• INSTRUCTIONS TO FOLLOW
An exact copy of all the data is required, with pictures left out.

• EXTRACTED INFORMATION
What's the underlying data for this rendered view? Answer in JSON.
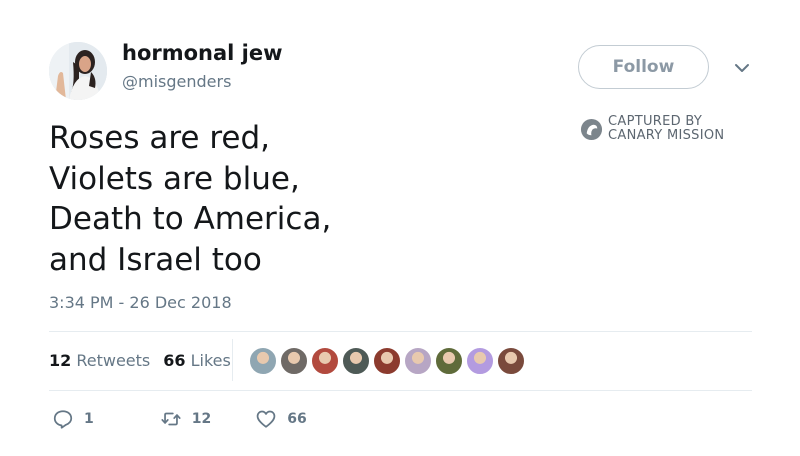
{
  "tweet": {
    "display_name": "hormonal jew",
    "handle": "@misgenders",
    "follow_label": "Follow",
    "watermark": [
      "CAPTURED BY",
      "CANARY MISSION"
    ],
    "text_lines": [
      "Roses are red,",
      "Violets are blue,",
      "Death to America,",
      "and Israel too"
    ],
    "timestamp": "3:34 PM - 26 Dec 2018",
    "stats": {
      "retweets_count": "12",
      "retweets_label": "Retweets",
      "likes_count": "66",
      "likes_label": "Likes"
    },
    "liker_avatar_colors": [
      "#8fa6b2",
      "#6f6a66",
      "#b24a3e",
      "#4e5a56",
      "#8c3b2e",
      "#b7a6c4",
      "#5f6b3a",
      "#b39be0",
      "#7a4a3c"
    ],
    "actions": {
      "reply_icon": "reply-icon",
      "reply_count": "1",
      "retweet_icon": "retweet-icon",
      "retweet_count": "12",
      "like_icon": "heart-icon",
      "like_count": "66"
    }
  }
}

• TASK RESULT
What's the underlying data for this rendered view? Answer in JSON.
{
  "tweet": {
    "display_name": "hormonal jew",
    "handle": "@misgenders",
    "follow_label": "Follow",
    "watermark": [
      "CAPTURED BY",
      "CANARY MISSION"
    ],
    "text_lines": [
      "Roses are red,",
      "Violets are blue,",
      "Death to America,",
      "and Israel too"
    ],
    "timestamp": "3:34 PM - 26 Dec 2018",
    "stats": {
      "retweets_count": "12",
      "retweets_label": "Retweets",
      "likes_count": "66",
      "likes_label": "Likes"
    },
    "liker_avatar_colors": [
      "#8fa6b2",
      "#6f6a66",
      "#b24a3e",
      "#4e5a56",
      "#8c3b2e",
      "#b7a6c4",
      "#5f6b3a",
      "#b39be0",
      "#7a4a3c"
    ],
    "actions": {
      "reply_icon": "reply-icon",
      "reply_count": "1",
      "retweet_icon": "retweet-icon",
      "retweet_count": "12",
      "like_icon": "heart-icon",
      "like_count": "66"
    }
  }
}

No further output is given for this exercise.